#### The request
Find the lines containing the word "name" and copy every one of them.

#### Data provided
-*-*-

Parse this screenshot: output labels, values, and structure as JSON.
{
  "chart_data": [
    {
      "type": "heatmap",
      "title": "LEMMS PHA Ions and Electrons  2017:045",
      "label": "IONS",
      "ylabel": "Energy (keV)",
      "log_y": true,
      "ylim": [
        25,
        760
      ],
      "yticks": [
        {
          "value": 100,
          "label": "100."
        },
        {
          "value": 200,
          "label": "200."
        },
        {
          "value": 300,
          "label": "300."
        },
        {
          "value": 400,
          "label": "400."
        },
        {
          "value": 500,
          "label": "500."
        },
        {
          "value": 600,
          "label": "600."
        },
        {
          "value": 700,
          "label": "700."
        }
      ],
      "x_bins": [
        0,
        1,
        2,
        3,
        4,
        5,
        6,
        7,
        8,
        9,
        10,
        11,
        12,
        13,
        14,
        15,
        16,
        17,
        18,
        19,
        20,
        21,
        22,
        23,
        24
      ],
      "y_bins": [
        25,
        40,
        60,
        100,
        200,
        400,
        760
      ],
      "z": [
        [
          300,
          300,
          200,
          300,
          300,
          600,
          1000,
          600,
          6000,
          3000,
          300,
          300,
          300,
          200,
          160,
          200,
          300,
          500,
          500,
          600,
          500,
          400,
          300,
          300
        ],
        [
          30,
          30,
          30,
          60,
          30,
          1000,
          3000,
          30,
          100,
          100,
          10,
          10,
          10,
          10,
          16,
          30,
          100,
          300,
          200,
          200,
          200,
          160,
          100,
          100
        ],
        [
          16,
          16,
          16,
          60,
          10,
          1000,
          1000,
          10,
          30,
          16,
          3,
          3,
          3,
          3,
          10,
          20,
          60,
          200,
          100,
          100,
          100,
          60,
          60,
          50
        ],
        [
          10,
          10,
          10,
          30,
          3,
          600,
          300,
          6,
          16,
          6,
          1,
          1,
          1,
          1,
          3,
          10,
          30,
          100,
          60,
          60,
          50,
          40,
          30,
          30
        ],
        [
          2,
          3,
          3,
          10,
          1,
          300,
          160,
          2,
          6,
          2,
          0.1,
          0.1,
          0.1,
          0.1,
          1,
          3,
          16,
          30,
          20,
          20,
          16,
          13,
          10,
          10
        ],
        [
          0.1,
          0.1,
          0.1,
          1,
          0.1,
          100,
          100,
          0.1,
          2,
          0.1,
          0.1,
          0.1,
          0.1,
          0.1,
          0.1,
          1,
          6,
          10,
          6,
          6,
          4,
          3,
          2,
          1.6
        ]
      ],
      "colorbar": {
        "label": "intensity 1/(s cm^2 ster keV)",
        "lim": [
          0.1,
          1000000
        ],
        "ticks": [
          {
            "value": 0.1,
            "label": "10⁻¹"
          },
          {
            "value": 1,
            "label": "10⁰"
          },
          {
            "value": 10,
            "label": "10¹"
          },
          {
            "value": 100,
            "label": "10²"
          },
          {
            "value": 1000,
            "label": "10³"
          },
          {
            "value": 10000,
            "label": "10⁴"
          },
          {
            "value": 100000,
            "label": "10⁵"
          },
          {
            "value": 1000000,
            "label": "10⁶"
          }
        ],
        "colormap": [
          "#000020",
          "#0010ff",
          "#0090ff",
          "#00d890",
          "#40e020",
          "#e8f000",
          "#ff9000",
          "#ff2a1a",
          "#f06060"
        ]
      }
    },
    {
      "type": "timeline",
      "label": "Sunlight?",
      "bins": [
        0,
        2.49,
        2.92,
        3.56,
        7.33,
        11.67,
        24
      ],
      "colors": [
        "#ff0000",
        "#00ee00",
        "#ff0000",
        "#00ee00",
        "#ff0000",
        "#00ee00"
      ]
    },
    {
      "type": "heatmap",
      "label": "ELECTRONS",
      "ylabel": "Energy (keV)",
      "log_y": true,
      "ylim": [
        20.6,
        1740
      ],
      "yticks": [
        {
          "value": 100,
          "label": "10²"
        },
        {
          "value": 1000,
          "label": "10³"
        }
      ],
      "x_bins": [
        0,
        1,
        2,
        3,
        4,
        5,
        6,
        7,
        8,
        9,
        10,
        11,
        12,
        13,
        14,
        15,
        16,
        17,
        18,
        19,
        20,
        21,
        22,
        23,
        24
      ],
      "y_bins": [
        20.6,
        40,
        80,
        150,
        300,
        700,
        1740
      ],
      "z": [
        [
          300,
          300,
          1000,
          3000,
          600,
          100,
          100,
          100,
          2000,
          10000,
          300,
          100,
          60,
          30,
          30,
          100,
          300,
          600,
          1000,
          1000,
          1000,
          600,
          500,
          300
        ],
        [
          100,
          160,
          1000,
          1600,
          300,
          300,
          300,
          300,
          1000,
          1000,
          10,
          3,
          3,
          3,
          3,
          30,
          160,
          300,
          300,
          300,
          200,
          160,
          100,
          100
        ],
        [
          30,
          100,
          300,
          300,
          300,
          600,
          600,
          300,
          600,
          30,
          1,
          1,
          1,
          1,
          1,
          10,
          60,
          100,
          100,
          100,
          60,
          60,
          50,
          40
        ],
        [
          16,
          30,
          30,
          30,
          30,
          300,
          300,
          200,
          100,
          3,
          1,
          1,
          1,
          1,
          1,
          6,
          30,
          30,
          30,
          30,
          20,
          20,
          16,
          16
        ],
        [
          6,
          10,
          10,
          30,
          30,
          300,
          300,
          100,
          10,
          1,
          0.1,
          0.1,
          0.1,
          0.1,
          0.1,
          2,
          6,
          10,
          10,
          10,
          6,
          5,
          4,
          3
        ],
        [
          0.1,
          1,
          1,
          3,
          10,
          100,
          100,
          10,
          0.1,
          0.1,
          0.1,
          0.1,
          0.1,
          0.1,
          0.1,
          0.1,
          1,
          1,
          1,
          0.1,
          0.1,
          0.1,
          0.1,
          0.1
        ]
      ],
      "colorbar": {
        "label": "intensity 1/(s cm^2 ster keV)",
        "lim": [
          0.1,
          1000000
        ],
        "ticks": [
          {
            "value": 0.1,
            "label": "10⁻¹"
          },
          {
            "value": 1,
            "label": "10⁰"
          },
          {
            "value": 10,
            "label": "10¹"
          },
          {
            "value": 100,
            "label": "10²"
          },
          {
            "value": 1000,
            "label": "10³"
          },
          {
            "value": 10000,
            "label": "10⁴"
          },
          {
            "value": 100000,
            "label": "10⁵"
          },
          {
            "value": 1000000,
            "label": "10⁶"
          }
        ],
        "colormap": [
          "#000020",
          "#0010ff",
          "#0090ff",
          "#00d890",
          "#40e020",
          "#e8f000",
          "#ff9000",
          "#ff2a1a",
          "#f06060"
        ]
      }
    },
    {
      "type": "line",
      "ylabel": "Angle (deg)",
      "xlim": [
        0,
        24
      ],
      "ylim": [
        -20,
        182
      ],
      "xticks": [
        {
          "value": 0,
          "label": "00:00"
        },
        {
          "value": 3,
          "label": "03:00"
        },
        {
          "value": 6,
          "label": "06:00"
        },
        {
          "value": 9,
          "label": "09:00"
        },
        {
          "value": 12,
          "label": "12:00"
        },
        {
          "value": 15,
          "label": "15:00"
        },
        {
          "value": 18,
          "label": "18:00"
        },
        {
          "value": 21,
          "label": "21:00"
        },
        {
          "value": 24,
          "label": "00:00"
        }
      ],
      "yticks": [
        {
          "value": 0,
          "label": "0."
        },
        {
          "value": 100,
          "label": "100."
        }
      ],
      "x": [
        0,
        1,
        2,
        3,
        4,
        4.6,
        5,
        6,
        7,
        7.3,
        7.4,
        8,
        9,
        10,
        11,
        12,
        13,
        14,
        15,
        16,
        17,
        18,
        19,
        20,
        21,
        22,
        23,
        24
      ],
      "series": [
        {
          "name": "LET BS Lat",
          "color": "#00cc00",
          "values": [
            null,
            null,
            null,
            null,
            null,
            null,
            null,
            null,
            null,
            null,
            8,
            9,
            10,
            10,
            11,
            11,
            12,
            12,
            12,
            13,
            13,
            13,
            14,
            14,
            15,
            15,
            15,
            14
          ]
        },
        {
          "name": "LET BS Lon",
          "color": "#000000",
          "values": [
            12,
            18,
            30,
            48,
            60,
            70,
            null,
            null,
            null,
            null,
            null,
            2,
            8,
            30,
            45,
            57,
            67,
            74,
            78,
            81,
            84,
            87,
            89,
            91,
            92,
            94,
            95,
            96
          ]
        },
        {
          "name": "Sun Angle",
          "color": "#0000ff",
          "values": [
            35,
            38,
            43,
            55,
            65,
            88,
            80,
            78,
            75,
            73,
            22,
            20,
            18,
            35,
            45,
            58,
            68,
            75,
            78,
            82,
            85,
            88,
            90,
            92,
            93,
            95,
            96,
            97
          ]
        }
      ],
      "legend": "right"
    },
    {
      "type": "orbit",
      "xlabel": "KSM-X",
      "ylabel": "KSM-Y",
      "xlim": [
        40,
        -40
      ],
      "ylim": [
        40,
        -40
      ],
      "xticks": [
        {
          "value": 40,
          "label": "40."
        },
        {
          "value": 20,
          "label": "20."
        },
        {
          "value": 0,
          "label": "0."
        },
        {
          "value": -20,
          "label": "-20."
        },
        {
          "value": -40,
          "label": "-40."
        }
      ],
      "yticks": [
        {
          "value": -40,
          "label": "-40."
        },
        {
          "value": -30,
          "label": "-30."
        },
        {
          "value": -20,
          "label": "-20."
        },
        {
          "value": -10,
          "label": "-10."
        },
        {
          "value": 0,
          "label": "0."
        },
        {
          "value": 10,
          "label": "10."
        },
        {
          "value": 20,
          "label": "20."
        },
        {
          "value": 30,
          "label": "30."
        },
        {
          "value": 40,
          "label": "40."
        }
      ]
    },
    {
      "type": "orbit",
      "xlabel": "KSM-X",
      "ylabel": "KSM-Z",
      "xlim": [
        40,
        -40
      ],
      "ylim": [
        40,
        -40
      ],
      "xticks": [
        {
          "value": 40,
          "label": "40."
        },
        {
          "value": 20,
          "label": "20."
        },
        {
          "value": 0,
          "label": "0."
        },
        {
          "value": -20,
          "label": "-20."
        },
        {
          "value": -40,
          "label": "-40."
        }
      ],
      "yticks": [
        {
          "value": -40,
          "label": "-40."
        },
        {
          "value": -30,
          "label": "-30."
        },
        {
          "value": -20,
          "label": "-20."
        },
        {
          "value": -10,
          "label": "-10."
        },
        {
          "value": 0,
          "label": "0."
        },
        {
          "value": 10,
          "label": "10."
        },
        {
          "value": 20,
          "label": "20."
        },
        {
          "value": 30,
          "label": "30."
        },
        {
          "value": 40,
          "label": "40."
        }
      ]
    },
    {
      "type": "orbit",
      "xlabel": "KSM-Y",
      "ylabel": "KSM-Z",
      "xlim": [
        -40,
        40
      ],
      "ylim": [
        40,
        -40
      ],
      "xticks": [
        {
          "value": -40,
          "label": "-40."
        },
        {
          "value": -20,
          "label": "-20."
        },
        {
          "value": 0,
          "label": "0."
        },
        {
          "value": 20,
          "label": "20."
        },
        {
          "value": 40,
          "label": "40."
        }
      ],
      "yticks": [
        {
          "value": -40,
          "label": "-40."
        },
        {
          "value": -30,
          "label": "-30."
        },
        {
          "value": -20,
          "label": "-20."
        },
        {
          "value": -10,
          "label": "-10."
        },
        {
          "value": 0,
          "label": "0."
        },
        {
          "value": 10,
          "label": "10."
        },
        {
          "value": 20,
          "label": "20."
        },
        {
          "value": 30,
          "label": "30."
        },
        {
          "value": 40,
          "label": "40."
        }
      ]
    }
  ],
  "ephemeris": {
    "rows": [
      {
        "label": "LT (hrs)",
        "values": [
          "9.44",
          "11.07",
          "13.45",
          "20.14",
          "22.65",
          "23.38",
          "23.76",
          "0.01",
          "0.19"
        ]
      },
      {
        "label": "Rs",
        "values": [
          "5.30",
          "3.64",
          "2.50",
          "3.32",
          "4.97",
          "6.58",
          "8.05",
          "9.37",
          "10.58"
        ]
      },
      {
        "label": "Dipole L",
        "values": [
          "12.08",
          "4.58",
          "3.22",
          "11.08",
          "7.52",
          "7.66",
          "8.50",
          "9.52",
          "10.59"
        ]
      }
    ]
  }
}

-*-*-

#### Answer to this problem
          "name": "LET BS Lat",
          "name": "LET BS Lon",
          "name": "Sun Angle",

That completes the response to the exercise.